PROBLEM DETAILS :: Among these lines, how many include "this"? Answer only with the number.
======== DATA LISTING ========
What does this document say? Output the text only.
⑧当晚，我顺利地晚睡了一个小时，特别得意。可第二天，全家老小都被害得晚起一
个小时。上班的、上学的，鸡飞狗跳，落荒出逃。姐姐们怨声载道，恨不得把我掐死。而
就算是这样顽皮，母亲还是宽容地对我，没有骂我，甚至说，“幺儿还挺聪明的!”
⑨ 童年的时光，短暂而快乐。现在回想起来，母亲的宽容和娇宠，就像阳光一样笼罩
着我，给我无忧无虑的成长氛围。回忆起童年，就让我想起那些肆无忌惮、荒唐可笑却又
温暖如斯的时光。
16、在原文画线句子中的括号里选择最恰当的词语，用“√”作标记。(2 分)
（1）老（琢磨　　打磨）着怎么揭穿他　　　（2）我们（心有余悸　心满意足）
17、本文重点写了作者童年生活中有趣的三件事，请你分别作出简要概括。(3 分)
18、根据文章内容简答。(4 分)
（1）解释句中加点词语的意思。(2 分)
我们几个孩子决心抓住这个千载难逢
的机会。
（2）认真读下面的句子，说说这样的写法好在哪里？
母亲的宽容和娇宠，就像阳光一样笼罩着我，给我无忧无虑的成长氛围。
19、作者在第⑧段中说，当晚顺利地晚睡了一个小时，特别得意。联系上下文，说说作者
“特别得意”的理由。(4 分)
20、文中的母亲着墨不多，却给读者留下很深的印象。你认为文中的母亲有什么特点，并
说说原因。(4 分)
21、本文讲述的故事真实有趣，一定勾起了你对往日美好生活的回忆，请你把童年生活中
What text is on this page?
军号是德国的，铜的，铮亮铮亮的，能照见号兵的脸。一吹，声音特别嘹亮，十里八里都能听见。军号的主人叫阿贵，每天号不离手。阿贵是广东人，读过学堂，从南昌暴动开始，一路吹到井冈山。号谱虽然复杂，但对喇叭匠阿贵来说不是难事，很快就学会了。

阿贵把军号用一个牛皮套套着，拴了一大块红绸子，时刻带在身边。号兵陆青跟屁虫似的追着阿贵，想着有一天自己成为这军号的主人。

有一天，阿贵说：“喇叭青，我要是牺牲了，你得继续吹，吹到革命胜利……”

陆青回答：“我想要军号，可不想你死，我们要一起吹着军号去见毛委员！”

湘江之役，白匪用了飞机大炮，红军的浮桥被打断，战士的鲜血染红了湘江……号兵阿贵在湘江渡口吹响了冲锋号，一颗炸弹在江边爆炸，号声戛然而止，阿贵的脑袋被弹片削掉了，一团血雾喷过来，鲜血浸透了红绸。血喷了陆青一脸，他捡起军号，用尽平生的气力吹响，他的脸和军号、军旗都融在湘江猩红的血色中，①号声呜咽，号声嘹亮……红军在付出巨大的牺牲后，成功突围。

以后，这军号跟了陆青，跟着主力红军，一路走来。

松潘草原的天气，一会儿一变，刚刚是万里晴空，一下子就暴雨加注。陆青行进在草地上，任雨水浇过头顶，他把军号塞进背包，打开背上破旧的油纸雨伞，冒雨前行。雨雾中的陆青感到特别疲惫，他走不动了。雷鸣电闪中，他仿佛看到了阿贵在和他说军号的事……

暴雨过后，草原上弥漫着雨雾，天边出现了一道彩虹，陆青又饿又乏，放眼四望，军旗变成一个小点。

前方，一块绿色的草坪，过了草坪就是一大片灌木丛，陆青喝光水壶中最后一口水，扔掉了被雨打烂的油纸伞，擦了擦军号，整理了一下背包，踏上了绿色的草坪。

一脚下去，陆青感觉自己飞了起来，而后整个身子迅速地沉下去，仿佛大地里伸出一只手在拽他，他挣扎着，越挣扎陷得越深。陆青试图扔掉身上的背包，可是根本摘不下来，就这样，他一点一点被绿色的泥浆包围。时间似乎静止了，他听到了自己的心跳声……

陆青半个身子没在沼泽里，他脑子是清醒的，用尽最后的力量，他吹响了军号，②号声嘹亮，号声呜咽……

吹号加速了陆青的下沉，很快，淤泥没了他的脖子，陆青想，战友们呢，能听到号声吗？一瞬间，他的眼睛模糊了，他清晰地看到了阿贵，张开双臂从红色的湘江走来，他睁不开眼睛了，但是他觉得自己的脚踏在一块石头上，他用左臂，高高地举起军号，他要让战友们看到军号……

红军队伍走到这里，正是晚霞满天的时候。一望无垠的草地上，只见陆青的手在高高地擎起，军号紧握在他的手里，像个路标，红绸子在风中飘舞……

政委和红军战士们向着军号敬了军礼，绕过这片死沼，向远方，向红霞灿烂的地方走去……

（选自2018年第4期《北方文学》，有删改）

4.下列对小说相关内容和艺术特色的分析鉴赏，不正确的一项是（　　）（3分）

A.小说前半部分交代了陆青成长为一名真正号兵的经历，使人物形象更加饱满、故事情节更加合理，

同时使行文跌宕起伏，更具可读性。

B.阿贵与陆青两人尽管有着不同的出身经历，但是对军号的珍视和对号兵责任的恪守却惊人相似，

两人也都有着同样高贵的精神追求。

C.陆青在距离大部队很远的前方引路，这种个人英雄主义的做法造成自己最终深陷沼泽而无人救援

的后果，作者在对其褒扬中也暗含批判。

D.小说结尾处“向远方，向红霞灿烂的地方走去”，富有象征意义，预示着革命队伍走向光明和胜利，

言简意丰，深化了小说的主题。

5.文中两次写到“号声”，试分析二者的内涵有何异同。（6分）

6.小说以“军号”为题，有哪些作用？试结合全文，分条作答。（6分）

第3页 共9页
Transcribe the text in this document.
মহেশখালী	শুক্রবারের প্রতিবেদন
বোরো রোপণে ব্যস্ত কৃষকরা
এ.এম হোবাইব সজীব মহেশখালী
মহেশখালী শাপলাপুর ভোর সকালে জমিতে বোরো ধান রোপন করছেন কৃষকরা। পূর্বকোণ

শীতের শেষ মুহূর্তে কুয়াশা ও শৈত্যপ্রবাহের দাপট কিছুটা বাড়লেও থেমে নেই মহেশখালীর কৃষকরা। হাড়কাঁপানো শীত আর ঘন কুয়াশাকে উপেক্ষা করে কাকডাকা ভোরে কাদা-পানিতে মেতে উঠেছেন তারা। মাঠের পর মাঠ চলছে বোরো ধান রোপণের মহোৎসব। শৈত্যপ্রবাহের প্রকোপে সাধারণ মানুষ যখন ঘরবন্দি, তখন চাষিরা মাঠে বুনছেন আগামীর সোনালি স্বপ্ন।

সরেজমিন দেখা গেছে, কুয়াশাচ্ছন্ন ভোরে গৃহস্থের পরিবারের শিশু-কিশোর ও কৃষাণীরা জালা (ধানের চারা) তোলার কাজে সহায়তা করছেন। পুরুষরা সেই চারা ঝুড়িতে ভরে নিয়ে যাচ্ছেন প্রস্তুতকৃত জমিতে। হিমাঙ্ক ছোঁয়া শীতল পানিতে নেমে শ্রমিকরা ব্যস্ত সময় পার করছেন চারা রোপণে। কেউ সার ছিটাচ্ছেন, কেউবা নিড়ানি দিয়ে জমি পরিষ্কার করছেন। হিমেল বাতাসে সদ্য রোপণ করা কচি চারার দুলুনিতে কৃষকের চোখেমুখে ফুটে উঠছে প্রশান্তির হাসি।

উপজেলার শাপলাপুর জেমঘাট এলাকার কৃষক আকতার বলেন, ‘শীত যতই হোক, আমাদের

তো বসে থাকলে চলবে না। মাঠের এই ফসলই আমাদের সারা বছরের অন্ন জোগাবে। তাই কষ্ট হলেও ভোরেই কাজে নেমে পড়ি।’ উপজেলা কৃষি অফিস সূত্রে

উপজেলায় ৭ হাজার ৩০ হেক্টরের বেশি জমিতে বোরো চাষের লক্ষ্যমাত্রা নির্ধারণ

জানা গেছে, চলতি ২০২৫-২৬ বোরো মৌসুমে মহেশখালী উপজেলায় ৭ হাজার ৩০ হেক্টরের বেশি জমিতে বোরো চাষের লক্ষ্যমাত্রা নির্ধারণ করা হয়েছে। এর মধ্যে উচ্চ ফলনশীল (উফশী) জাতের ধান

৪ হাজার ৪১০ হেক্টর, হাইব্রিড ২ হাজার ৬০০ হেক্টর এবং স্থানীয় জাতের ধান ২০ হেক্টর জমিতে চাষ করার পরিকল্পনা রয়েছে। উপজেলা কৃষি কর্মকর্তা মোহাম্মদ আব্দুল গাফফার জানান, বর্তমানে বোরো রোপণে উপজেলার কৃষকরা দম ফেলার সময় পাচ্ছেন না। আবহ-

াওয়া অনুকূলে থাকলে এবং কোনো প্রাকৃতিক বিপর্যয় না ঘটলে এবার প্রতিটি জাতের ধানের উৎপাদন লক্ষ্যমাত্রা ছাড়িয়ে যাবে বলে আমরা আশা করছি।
========
COMPLETED TASK :: 3